**Exercise prompt:** Quote every entry word for word.

::: Exercise data

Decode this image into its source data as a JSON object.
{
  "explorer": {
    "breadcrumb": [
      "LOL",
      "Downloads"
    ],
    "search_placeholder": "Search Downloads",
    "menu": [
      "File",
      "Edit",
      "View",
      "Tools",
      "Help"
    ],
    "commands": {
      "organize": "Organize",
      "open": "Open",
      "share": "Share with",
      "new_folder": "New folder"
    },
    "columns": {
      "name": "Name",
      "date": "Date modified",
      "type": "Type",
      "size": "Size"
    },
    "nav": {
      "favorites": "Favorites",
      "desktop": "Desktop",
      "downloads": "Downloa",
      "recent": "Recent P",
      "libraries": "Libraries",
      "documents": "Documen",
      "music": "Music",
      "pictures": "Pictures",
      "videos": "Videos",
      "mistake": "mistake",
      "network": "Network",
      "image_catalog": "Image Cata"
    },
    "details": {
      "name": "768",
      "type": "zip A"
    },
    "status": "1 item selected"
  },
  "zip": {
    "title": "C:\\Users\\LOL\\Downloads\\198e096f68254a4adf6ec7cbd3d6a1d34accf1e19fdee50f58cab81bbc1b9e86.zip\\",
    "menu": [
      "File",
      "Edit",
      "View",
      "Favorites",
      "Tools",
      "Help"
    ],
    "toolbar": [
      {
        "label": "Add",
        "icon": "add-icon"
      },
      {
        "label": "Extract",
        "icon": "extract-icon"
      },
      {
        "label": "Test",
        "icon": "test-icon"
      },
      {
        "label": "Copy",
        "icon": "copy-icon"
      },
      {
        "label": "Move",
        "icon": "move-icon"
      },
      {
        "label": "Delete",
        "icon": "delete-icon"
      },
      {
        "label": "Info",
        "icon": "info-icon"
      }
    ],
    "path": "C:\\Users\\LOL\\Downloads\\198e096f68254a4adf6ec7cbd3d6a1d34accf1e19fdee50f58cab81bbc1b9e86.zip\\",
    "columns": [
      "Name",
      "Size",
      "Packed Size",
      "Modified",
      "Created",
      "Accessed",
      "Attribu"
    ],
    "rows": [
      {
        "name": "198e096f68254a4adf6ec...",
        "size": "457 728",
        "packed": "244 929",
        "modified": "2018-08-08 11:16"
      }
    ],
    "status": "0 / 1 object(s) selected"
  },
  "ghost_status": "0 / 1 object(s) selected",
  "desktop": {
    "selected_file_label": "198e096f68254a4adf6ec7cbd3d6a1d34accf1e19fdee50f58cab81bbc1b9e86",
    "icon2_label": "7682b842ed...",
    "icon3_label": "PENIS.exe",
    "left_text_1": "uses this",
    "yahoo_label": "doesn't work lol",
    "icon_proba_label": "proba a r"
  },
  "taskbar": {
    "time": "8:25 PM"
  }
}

::::::

**Correct result:**
Decode this image into its source data as a JSON object.
{
  "explorer": {
    "breadcrumb": [
      "LOL",
      "Downloads"
    ],
    "search_placeholder": "Search Downloads",
    "menu": [
      "File",
      "Edit",
      "View",
      "Tools",
      "Help"
    ],
    "commands": {
      "organize": "Organize",
      "open": "Open",
      "share": "Share with",
      "new_folder": "New folder"
    },
    "columns": {
      "name": "Name",
      "date": "Date modified",
      "type": "Type",
      "size": "Size"
    },
    "nav": {
      "favorites": "Favorites",
      "desktop": "Desktop",
      "downloads": "Downloa",
      "recent": "Recent P",
      "libraries": "Libraries",
      "documents": "Documen",
      "music": "Music",
      "pictures": "Pictures",
      "videos": "Videos",
      "mistake": "mistake",
      "network": "Network",
      "image_catalog": "Image Cata"
    },
    "details": {
      "name": "768",
      "type": "zip A"
    },
    "status": "1 item selected"
  },
  "zip": {
    "title": "C:\\Users\\LOL\\Downloads\\198e096f68254a4adf6ec7cbd3d6a1d34accf1e19fdee50f58cab81bbc1b9e86.zip\\",
    "menu": [
      "File",
      "Edit",
      "View",
      "Favorites",
      "Tools",
      "Help"
    ],
    "toolbar": [
      {
        "label": "Add",
        "icon": "add-icon"
      },
      {
        "label": "Extract",
        "icon": "extract-icon"
      },
      {
        "label": "Test",
        "icon": "test-icon"
      },
      {
        "label": "Copy",
        "icon": "copy-icon"
      },
      {
        "label": "Move",
        "icon": "move-icon"
      },
      {
        "label": "Delete",
        "icon": "delete-icon"
      },
      {
        "label": "Info",
        "icon": "info-icon"
      }
    ],
    "path": "C:\\Users\\LOL\\Downloads\\198e096f68254a4adf6ec7cbd3d6a1d34accf1e19fdee50f58cab81bbc1b9e86.zip\\",
    "columns": [
      "Name",
      "Size",
      "Packed Size",
      "Modified",
      "Created",
      "Accessed",
      "Attribu"
    ],
    "rows": [
      {
        "name": "198e096f68254a4adf6ec...",
        "size": "457 728",
        "packed": "244 929",
        "modified": "2018-08-08 11:16"
      }
    ],
    "status": "0 / 1 object(s) selected"
  },
  "ghost_status": "0 / 1 object(s) selected",
  "desktop": {
    "selected_file_label": "198e096f68254a4adf6ec7cbd3d6a1d34accf1e19fdee50f58cab81bbc1b9e86",
    "icon2_label": "7682b842ed...",
    "icon3_label": "PENIS.exe",
    "left_text_1": "uses this",
    "yahoo_label": "doesn't work lol",
    "icon_proba_label": "proba a r"
  },
  "taskbar": {
    "time": "8:25 PM"
  }
}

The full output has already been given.